Dataset records
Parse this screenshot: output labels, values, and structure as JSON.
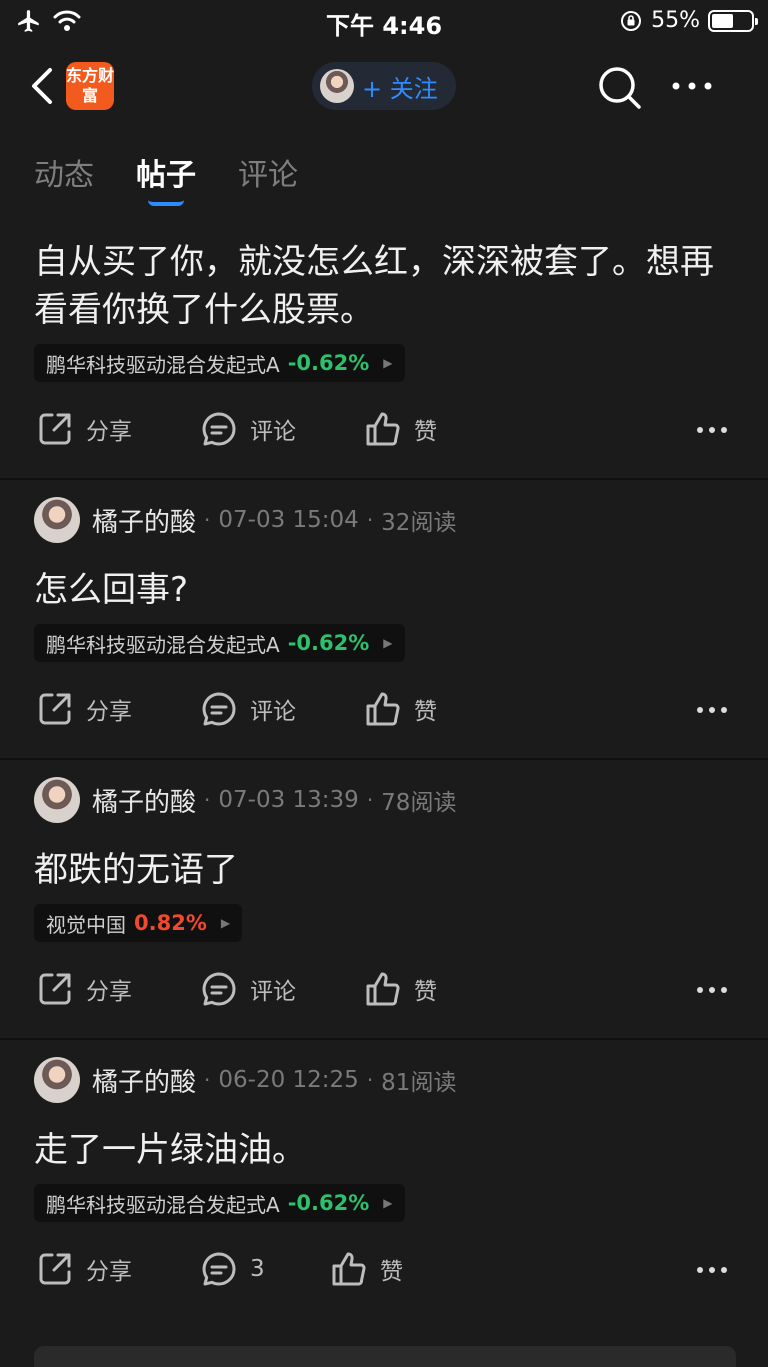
{
  "status_bar": {
    "time": "下午 4:46",
    "battery_text": "55%",
    "battery_level": 0.55
  },
  "nav": {
    "logo_text": "东方财富",
    "follow_label": "+ 关注"
  },
  "tabs": [
    {
      "label": "动态",
      "active": false
    },
    {
      "label": "帖子",
      "active": true
    },
    {
      "label": "评论",
      "active": false
    }
  ],
  "actions": {
    "share": "分享",
    "comment": "评论",
    "like": "赞"
  },
  "posts": [
    {
      "content": "自从买了你，就没怎么红，深深被套了。想再看看你换了什么股票。",
      "stock": {
        "name": "鹏华科技驱动混合发起式A",
        "change": "-0.62%",
        "direction": "down"
      }
    },
    {
      "author": "橘子的酸",
      "date": "07-03 15:04",
      "reads": "32阅读",
      "content": "怎么回事?",
      "stock": {
        "name": "鹏华科技驱动混合发起式A",
        "change": "-0.62%",
        "direction": "down"
      }
    },
    {
      "author": "橘子的酸",
      "date": "07-03 13:39",
      "reads": "78阅读",
      "content": "都跌的无语了",
      "stock": {
        "name": "视觉中国",
        "change": "0.82%",
        "direction": "up"
      }
    },
    {
      "author": "橘子的酸",
      "date": "06-20 12:25",
      "reads": "81阅读",
      "content": "走了一片绿油油。",
      "stock": {
        "name": "鹏华科技驱动混合发起式A",
        "change": "-0.62%",
        "direction": "down"
      },
      "comment_count": "3"
    }
  ],
  "colors": {
    "accent": "#2f8cff",
    "down": "#2fc06b",
    "up": "#f0492f",
    "logo": "#f25a1e"
  }
}
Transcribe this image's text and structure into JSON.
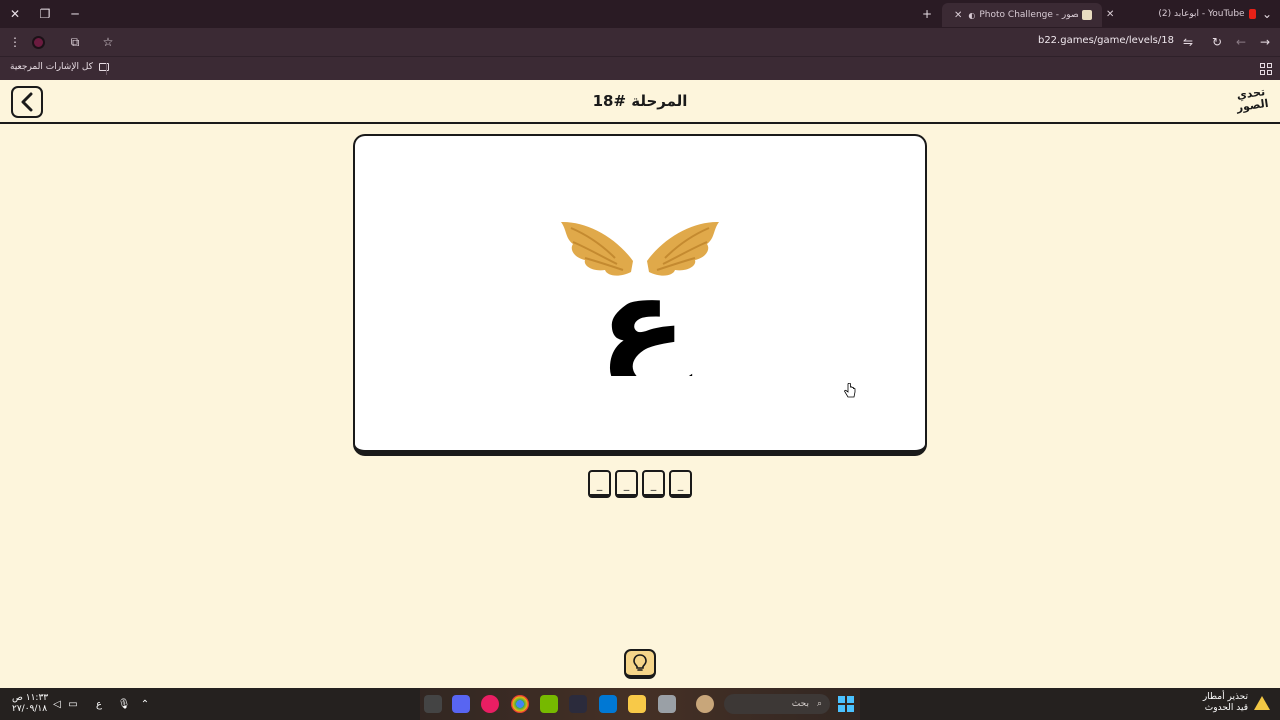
{
  "browser": {
    "tabs": [
      {
        "title": "(2) ابوعابد - YouTube",
        "active": false
      },
      {
        "title": "Photo Challenge - تحدي الصور",
        "active": true
      }
    ],
    "url": "b22.games/game/levels/18",
    "bookmarks_folder": "كل الإشارات المرجعية"
  },
  "game": {
    "level_title": "المرحلة #18",
    "logo_line1": "تحدي",
    "logo_line2": "الصور",
    "answer_slots": [
      "_",
      "_",
      "_",
      "_"
    ],
    "picture_glyph": "ع",
    "picture_wing_color": "#e0a94a"
  },
  "taskbar": {
    "time": "١١:٣٣ ص",
    "date": "٢٧/٠٩/١٨",
    "input_lang": "ع",
    "search_placeholder": "بحث",
    "weather_line1": "تحذير أمطار",
    "weather_line2": "قيد الحدوث"
  }
}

Prompt
Reproduce all of the material exactly, apart from the pictures.

Output for this task
Parse this screenshot: output labels, values, and structure as JSON.
{
  "status_bar": {
    "time": "下午 4:46",
    "battery_text": "55%",
    "battery_level": 0.55
  },
  "nav": {
    "logo_text": "东方财富",
    "follow_label": "+ 关注"
  },
  "tabs": [
    {
      "label": "动态",
      "active": false
    },
    {
      "label": "帖子",
      "active": true
    },
    {
      "label": "评论",
      "active": false
    }
  ],
  "actions": {
    "share": "分享",
    "comment": "评论",
    "like": "赞"
  },
  "posts": [
    {
      "content": "自从买了你，就没怎么红，深深被套了。想再看看你换了什么股票。",
      "stock": {
        "name": "鹏华科技驱动混合发起式A",
        "change": "-0.62%",
        "direction": "down"
      }
    },
    {
      "author": "橘子的酸",
      "date": "07-03 15:04",
      "reads": "32阅读",
      "content": "怎么回事?",
      "stock": {
        "name": "鹏华科技驱动混合发起式A",
        "change": "-0.62%",
        "direction": "down"
      }
    },
    {
      "author": "橘子的酸",
      "date": "07-03 13:39",
      "reads": "78阅读",
      "content": "都跌的无语了",
      "stock": {
        "name": "视觉中国",
        "change": "0.82%",
        "direction": "up"
      }
    },
    {
      "author": "橘子的酸",
      "date": "06-20 12:25",
      "reads": "81阅读",
      "content": "走了一片绿油油。",
      "stock": {
        "name": "鹏华科技驱动混合发起式A",
        "change": "-0.62%",
        "direction": "down"
      },
      "comment_count": "3"
    }
  ],
  "colors": {
    "accent": "#2f8cff",
    "down": "#2fc06b",
    "up": "#f0492f",
    "logo": "#f25a1e"
  }
}
Transcribe this image's text and structure into JSON.
{
  "browser": {
    "tabs": [
      {
        "title": "(2) ابوعابد - YouTube",
        "active": false
      },
      {
        "title": "Photo Challenge - تحدي الصور",
        "active": true
      }
    ],
    "url": "b22.games/game/levels/18",
    "bookmarks_folder": "كل الإشارات المرجعية"
  },
  "game": {
    "level_title": "المرحلة #18",
    "logo_line1": "تحدي",
    "logo_line2": "الصور",
    "answer_slots": [
      "_",
      "_",
      "_",
      "_"
    ],
    "picture_glyph": "ع",
    "picture_wing_color": "#e0a94a"
  },
  "taskbar": {
    "time": "١١:٣٣ ص",
    "date": "٢٧/٠٩/١٨",
    "input_lang": "ع",
    "search_placeholder": "بحث",
    "weather_line1": "تحذير أمطار",
    "weather_line2": "قيد الحدوث"
  }
}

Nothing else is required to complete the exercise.